The exercise: The entries below contain pictures. Retype everything except those pictures, exactly as given.

(Structured figure records)
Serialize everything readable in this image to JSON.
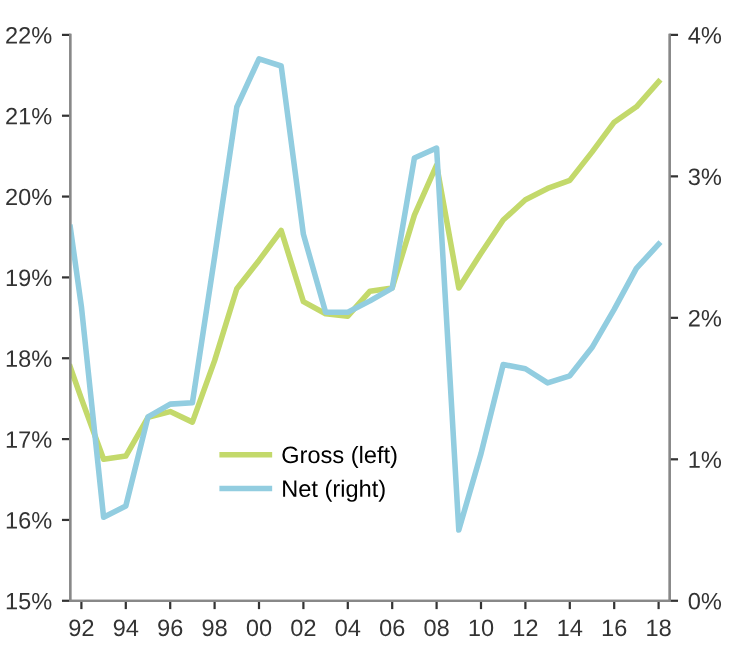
{
  "chart_data": {
    "type": "line",
    "x": [
      1991.5,
      1992,
      1993,
      1994,
      1995,
      1996,
      1997,
      1998,
      1999,
      2000,
      2001,
      2002,
      2003,
      2004,
      2005,
      2006,
      2007,
      2008,
      2009,
      2010,
      2011,
      2012,
      2013,
      2014,
      2015,
      2016,
      2017,
      2018
    ],
    "series": [
      {
        "name": "Gross (left)",
        "color": "#c3d96b",
        "values": [
          17.89,
          17.5,
          16.75,
          16.79,
          17.27,
          17.34,
          17.21,
          17.97,
          18.86,
          19.21,
          19.58,
          18.7,
          18.55,
          18.52,
          18.83,
          18.87,
          19.77,
          20.39,
          18.87,
          19.3,
          19.71,
          19.96,
          20.1,
          20.2,
          20.55,
          20.92,
          21.11,
          21.42
        ]
      },
      {
        "name": "Net (right)",
        "color": "#92cde0",
        "axis": "y2",
        "values": [
          2.64,
          2.08,
          0.59,
          0.67,
          1.3,
          1.39,
          1.4,
          2.43,
          3.49,
          3.83,
          3.78,
          2.59,
          2.04,
          2.04,
          2.12,
          2.21,
          3.13,
          3.2,
          0.5,
          1.04,
          1.67,
          1.64,
          1.54,
          1.59,
          1.79,
          2.06,
          2.35,
          2.52
        ]
      }
    ],
    "xlim": [
      1991.5,
      2018.5
    ],
    "xticks": [
      {
        "value": 1992,
        "label": "92"
      },
      {
        "value": 1994,
        "label": "94"
      },
      {
        "value": 1996,
        "label": "96"
      },
      {
        "value": 1998,
        "label": "98"
      },
      {
        "value": 2000,
        "label": "00"
      },
      {
        "value": 2002,
        "label": "02"
      },
      {
        "value": 2004,
        "label": "04"
      },
      {
        "value": 2006,
        "label": "06"
      },
      {
        "value": 2008,
        "label": "08"
      },
      {
        "value": 2010,
        "label": "10"
      },
      {
        "value": 2012,
        "label": "12"
      },
      {
        "value": 2014,
        "label": "14"
      },
      {
        "value": 2016,
        "label": "16"
      },
      {
        "value": 2018,
        "label": "18"
      }
    ],
    "ylim": [
      15,
      22
    ],
    "yticks": [
      {
        "value": 15,
        "label": "15%"
      },
      {
        "value": 16,
        "label": "16%"
      },
      {
        "value": 17,
        "label": "17%"
      },
      {
        "value": 18,
        "label": "18%"
      },
      {
        "value": 19,
        "label": "19%"
      },
      {
        "value": 20,
        "label": "20%"
      },
      {
        "value": 21,
        "label": "21%"
      },
      {
        "value": 22,
        "label": "22%"
      }
    ],
    "y2lim": [
      0,
      4
    ],
    "y2ticks": [
      {
        "value": 0,
        "label": "0%"
      },
      {
        "value": 1,
        "label": "1%"
      },
      {
        "value": 2,
        "label": "2%"
      },
      {
        "value": 3,
        "label": "3%"
      },
      {
        "value": 4,
        "label": "4%"
      }
    ],
    "grid": false,
    "legend": "bottom",
    "marker": "none",
    "line_style": "solid"
  }
}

Expected answer:
Serialize everything readable in this image to JSON.
{
  "chart_data": {
    "type": "line",
    "x": [
      1991.5,
      1992,
      1993,
      1994,
      1995,
      1996,
      1997,
      1998,
      1999,
      2000,
      2001,
      2002,
      2003,
      2004,
      2005,
      2006,
      2007,
      2008,
      2009,
      2010,
      2011,
      2012,
      2013,
      2014,
      2015,
      2016,
      2017,
      2018
    ],
    "series": [
      {
        "name": "Gross (left)",
        "color": "#c3d96b",
        "values": [
          17.89,
          17.5,
          16.75,
          16.79,
          17.27,
          17.34,
          17.21,
          17.97,
          18.86,
          19.21,
          19.58,
          18.7,
          18.55,
          18.52,
          18.83,
          18.87,
          19.77,
          20.39,
          18.87,
          19.3,
          19.71,
          19.96,
          20.1,
          20.2,
          20.55,
          20.92,
          21.11,
          21.42
        ]
      },
      {
        "name": "Net (right)",
        "color": "#92cde0",
        "axis": "y2",
        "values": [
          2.64,
          2.08,
          0.59,
          0.67,
          1.3,
          1.39,
          1.4,
          2.43,
          3.49,
          3.83,
          3.78,
          2.59,
          2.04,
          2.04,
          2.12,
          2.21,
          3.13,
          3.2,
          0.5,
          1.04,
          1.67,
          1.64,
          1.54,
          1.59,
          1.79,
          2.06,
          2.35,
          2.52
        ]
      }
    ],
    "xlim": [
      1991.5,
      2018.5
    ],
    "xticks": [
      {
        "value": 1992,
        "label": "92"
      },
      {
        "value": 1994,
        "label": "94"
      },
      {
        "value": 1996,
        "label": "96"
      },
      {
        "value": 1998,
        "label": "98"
      },
      {
        "value": 2000,
        "label": "00"
      },
      {
        "value": 2002,
        "label": "02"
      },
      {
        "value": 2004,
        "label": "04"
      },
      {
        "value": 2006,
        "label": "06"
      },
      {
        "value": 2008,
        "label": "08"
      },
      {
        "value": 2010,
        "label": "10"
      },
      {
        "value": 2012,
        "label": "12"
      },
      {
        "value": 2014,
        "label": "14"
      },
      {
        "value": 2016,
        "label": "16"
      },
      {
        "value": 2018,
        "label": "18"
      }
    ],
    "ylim": [
      15,
      22
    ],
    "yticks": [
      {
        "value": 15,
        "label": "15%"
      },
      {
        "value": 16,
        "label": "16%"
      },
      {
        "value": 17,
        "label": "17%"
      },
      {
        "value": 18,
        "label": "18%"
      },
      {
        "value": 19,
        "label": "19%"
      },
      {
        "value": 20,
        "label": "20%"
      },
      {
        "value": 21,
        "label": "21%"
      },
      {
        "value": 22,
        "label": "22%"
      }
    ],
    "y2lim": [
      0,
      4
    ],
    "y2ticks": [
      {
        "value": 0,
        "label": "0%"
      },
      {
        "value": 1,
        "label": "1%"
      },
      {
        "value": 2,
        "label": "2%"
      },
      {
        "value": 3,
        "label": "3%"
      },
      {
        "value": 4,
        "label": "4%"
      }
    ],
    "grid": false,
    "legend": "bottom",
    "marker": "none",
    "line_style": "solid"
  }
}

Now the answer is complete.